━━━ RECORDS PROVIDED ━━━

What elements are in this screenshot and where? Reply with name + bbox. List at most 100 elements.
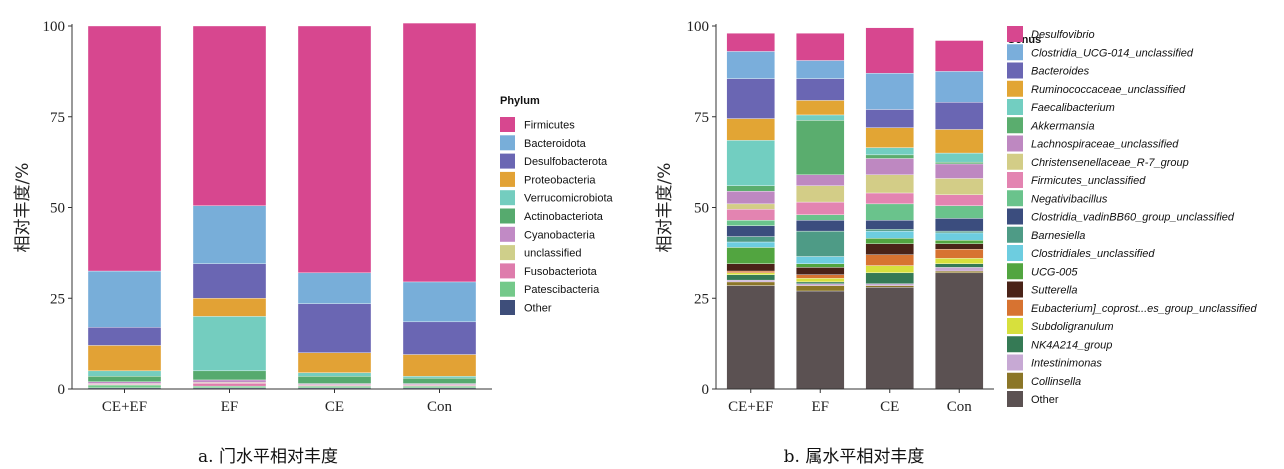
legend-swatch (500, 226, 515, 242)
bar-segment (935, 249, 984, 259)
bar-segment (726, 236, 775, 243)
bar-segment (402, 22, 477, 283)
bar-segment (796, 256, 845, 264)
bar-segment (865, 243, 914, 255)
bar-segment (726, 270, 775, 274)
bar-segment (865, 230, 914, 239)
legend-swatch (1007, 172, 1023, 188)
y-tick-label: 100 (43, 19, 66, 35)
bar-segment (297, 385, 372, 389)
bar-segment (192, 379, 267, 383)
bar-segment (935, 232, 984, 241)
bar-segment (935, 205, 984, 219)
bar-segment (796, 278, 845, 283)
legend-label: Clostridia_UCG-014_unclassified (1031, 47, 1194, 59)
bar-segment (87, 376, 162, 382)
y-axis-label: 相对丰度/% (13, 163, 33, 253)
bar-segment (796, 100, 845, 116)
legend-swatch (1007, 26, 1023, 42)
bar-segment (297, 376, 372, 384)
bar-segment (796, 78, 845, 101)
bar-segment (726, 190, 775, 205)
legend-swatch (1007, 190, 1023, 207)
bar-segment (935, 163, 984, 179)
legend-swatch (1007, 80, 1023, 97)
chart-a: CE+EF EF CE Con 0 25 50 75 100 相对丰度/% Phylum Firmic… (13, 19, 614, 467)
legend-swatch (1007, 153, 1023, 170)
legend-label: Cyanobacteria (524, 229, 596, 241)
bar-segment (935, 239, 984, 244)
bar-segment (726, 140, 775, 186)
bar-segment (865, 265, 914, 274)
legend-label: Other (524, 303, 552, 315)
bar-segment (935, 178, 984, 195)
bar-segment (726, 272, 775, 275)
bar-segment (935, 194, 984, 206)
legend-label: Collinsella (1031, 376, 1081, 388)
bar-segment (865, 238, 914, 244)
x-tick-label: EF (811, 399, 829, 415)
legend-swatch (1007, 391, 1023, 407)
y-axis-label: 相对丰度/% (655, 163, 675, 253)
legend-label: NK4A214_group (1031, 339, 1112, 351)
y-tick-label: 0 (58, 382, 66, 398)
legend: GenusDesulfovibrioClostridia_UCG-014_unc… (1007, 26, 1258, 407)
legend-label: Firmicutes_unclassified (1031, 175, 1146, 187)
bar-segment (935, 272, 984, 390)
legend-swatch (500, 281, 515, 297)
bar-segment (726, 209, 775, 221)
bar-segment (726, 33, 775, 52)
figure-caption: a. 门水平相对丰度 (198, 447, 338, 467)
legend-label: Clostridia_vadinBB60_group_unclassified (1031, 212, 1235, 224)
bar-segment (865, 283, 914, 286)
x-tick-label: CE (880, 399, 899, 415)
legend-swatch (1007, 117, 1023, 134)
legend-label: Verrucomicrobiota (524, 193, 614, 205)
legend-label: Ruminococcaceae_unclassified (1031, 84, 1186, 96)
legend-label: Clostridiales_unclassified (1031, 248, 1155, 260)
x-tick-label: Con (427, 399, 453, 415)
bar-segment (796, 283, 845, 286)
legend-title: Phylum (500, 95, 540, 107)
legend-swatch (1007, 318, 1023, 334)
bar-segment (297, 352, 372, 373)
bar-segment (796, 263, 845, 268)
bar-segment (726, 118, 775, 141)
bar-segment (726, 51, 775, 79)
bar-segment (87, 384, 162, 389)
y-tick-label: 25 (694, 291, 709, 307)
bar-segment (796, 290, 845, 390)
legend-label: Akkermansia (1030, 120, 1095, 132)
bar-segment (726, 203, 775, 210)
y-tick-label: 100 (687, 19, 710, 35)
bar-segment (935, 152, 984, 163)
bar-segment (192, 383, 267, 387)
legend-swatch (1007, 245, 1023, 261)
bar-segment (402, 281, 477, 323)
legend-swatch (1007, 372, 1023, 389)
y-tick-label: 75 (694, 110, 709, 126)
legend-label: unclassified (524, 248, 581, 260)
bar-segment (726, 285, 775, 390)
bar-segment (935, 230, 984, 234)
bar-segment (796, 174, 845, 186)
bar-segment (865, 203, 914, 221)
bar-segment (865, 285, 914, 288)
legend-swatch (1007, 354, 1023, 371)
bar-segment (87, 327, 162, 346)
legend-swatch (1007, 62, 1023, 79)
legend-label: Negativibacillus (1031, 193, 1108, 205)
legend-label: Intestinimonas (1031, 358, 1102, 370)
bar-segment (87, 370, 162, 377)
bar-segment (796, 214, 845, 221)
bar-segment (865, 73, 914, 110)
legend-label: Proteobacteria (524, 174, 596, 186)
bar-segment (865, 220, 914, 230)
bar-segment (297, 272, 372, 304)
bar-segment (796, 267, 845, 275)
bar-segment (796, 201, 845, 215)
bar-segment (796, 274, 845, 279)
bar-segment (865, 27, 914, 74)
bar-segment (865, 158, 914, 176)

━━━

Please give the entries above again exactly as written, leaving out any pictures.

» RESULT
What elements are in this screenshot and where? Reply with name + bbox. List at most 100 elements.
legend-swatch (500, 226, 515, 242)
bar-segment (935, 249, 984, 259)
bar-segment (726, 236, 775, 243)
bar-segment (402, 22, 477, 283)
bar-segment (796, 256, 845, 264)
bar-segment (865, 243, 914, 255)
bar-segment (726, 270, 775, 274)
bar-segment (865, 230, 914, 239)
legend-swatch (1007, 172, 1023, 188)
y-tick-label: 100 (43, 19, 66, 35)
bar-segment (297, 385, 372, 389)
bar-segment (192, 379, 267, 383)
bar-segment (935, 232, 984, 241)
bar-segment (935, 205, 984, 219)
bar-segment (796, 278, 845, 283)
legend-label: Clostridia_UCG-014_unclassified (1031, 47, 1194, 59)
bar-segment (87, 376, 162, 382)
y-axis-label: 相对丰度/% (13, 163, 33, 253)
bar-segment (796, 100, 845, 116)
legend-swatch (1007, 26, 1023, 42)
bar-segment (297, 376, 372, 384)
bar-segment (796, 78, 845, 101)
bar-segment (726, 190, 775, 205)
legend-swatch (1007, 190, 1023, 207)
bar-segment (935, 163, 984, 179)
legend-swatch (1007, 80, 1023, 97)
chart-a: CE+EF EF CE Con 0 25 50 75 100 相对丰度/% Phylum Firmic… (13, 19, 614, 467)
legend-swatch (1007, 153, 1023, 170)
legend-label: Cyanobacteria (524, 229, 596, 241)
bar-segment (935, 239, 984, 244)
bar-segment (726, 140, 775, 186)
bar-segment (865, 265, 914, 274)
legend-label: Other (524, 303, 552, 315)
bar-segment (935, 178, 984, 195)
bar-segment (726, 272, 775, 275)
bar-segment (935, 194, 984, 206)
legend-label: Collinsella (1031, 376, 1081, 388)
bar-segment (865, 238, 914, 244)
x-tick-label: EF (811, 399, 829, 415)
legend-swatch (1007, 391, 1023, 407)
y-axis-label: 相对丰度/% (655, 163, 675, 253)
legend-label: NK4A214_group (1031, 339, 1112, 351)
y-tick-label: 0 (58, 382, 66, 398)
legend: GenusDesulfovibrioClostridia_UCG-014_unc… (1007, 26, 1258, 407)
legend-label: Firmicutes_unclassified (1031, 175, 1146, 187)
bar-segment (935, 272, 984, 390)
legend-swatch (500, 281, 515, 297)
bar-segment (726, 209, 775, 221)
bar-segment (726, 33, 775, 52)
figure-caption: a. 门水平相对丰度 (198, 447, 338, 467)
legend-label: Clostridia_vadinBB60_group_unclassified (1031, 212, 1235, 224)
bar-segment (865, 283, 914, 286)
x-tick-label: CE (880, 399, 899, 415)
legend-swatch (1007, 117, 1023, 134)
legend-label: Verrucomicrobiota (524, 193, 614, 205)
legend-label: Ruminococcaceae_unclassified (1031, 84, 1186, 96)
legend-label: Clostridiales_unclassified (1031, 248, 1155, 260)
x-tick-label: Con (427, 399, 453, 415)
bar-segment (796, 283, 845, 286)
legend-title: Phylum (500, 95, 540, 107)
legend-swatch (1007, 318, 1023, 334)
bar-segment (297, 352, 372, 373)
bar-segment (796, 263, 845, 268)
bar-segment (726, 118, 775, 141)
bar-segment (726, 51, 775, 79)
bar-segment (87, 384, 162, 389)
y-tick-label: 25 (694, 291, 709, 307)
bar-segment (796, 290, 845, 390)
legend-label: Akkermansia (1030, 120, 1095, 132)
bar-segment (726, 203, 775, 210)
y-tick-label: 100 (687, 19, 710, 35)
bar-segment (935, 152, 984, 163)
bar-segment (192, 383, 267, 387)
legend-swatch (1007, 245, 1023, 261)
bar-segment (402, 281, 477, 323)
legend-swatch (1007, 372, 1023, 389)
y-tick-label: 75 (694, 110, 709, 126)
legend-label: unclassified (524, 248, 581, 260)
bar-segment (726, 285, 775, 390)
bar-segment (935, 230, 984, 234)
bar-segment (796, 174, 845, 186)
bar-segment (865, 203, 914, 221)
bar-segment (865, 285, 914, 288)
legend-swatch (1007, 354, 1023, 371)
bar-segment (87, 327, 162, 346)
legend-swatch (1007, 62, 1023, 79)
legend-label: Negativibacillus (1031, 193, 1108, 205)
legend-label: Intestinimonas (1031, 358, 1102, 370)
bar-segment (87, 370, 162, 377)
bar-segment (796, 214, 845, 221)
bar-segment (865, 73, 914, 110)
legend-label: Proteobacteria (524, 174, 596, 186)
bar-segment (865, 220, 914, 230)
bar-segment (297, 272, 372, 304)
bar-segment (796, 267, 845, 275)
bar-segment (796, 201, 845, 215)
bar-segment (796, 274, 845, 279)
bar-segment (865, 27, 914, 74)
bar-segment (865, 158, 914, 176)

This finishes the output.